EXERCISE OBJECTIVE → Reproduce the entries exactly.

———

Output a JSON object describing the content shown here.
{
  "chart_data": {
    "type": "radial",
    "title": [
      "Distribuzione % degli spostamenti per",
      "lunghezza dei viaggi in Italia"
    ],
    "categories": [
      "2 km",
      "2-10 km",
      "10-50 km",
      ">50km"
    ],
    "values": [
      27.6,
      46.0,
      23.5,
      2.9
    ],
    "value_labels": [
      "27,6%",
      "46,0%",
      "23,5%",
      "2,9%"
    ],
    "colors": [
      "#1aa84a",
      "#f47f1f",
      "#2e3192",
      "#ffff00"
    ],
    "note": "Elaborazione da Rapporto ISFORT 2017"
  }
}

———

EXPECTED ANSWER →
Output a JSON object describing the content shown here.
{
  "chart_data": {
    "type": "radial",
    "title": [
      "Distribuzione % degli spostamenti per",
      "lunghezza dei viaggi in Italia"
    ],
    "categories": [
      "2 km",
      "2-10 km",
      "10-50 km",
      ">50km"
    ],
    "values": [
      27.6,
      46.0,
      23.5,
      2.9
    ],
    "value_labels": [
      "27,6%",
      "46,0%",
      "23,5%",
      "2,9%"
    ],
    "colors": [
      "#1aa84a",
      "#f47f1f",
      "#2e3192",
      "#ffff00"
    ],
    "note": "Elaborazione da Rapporto ISFORT 2017"
  }
}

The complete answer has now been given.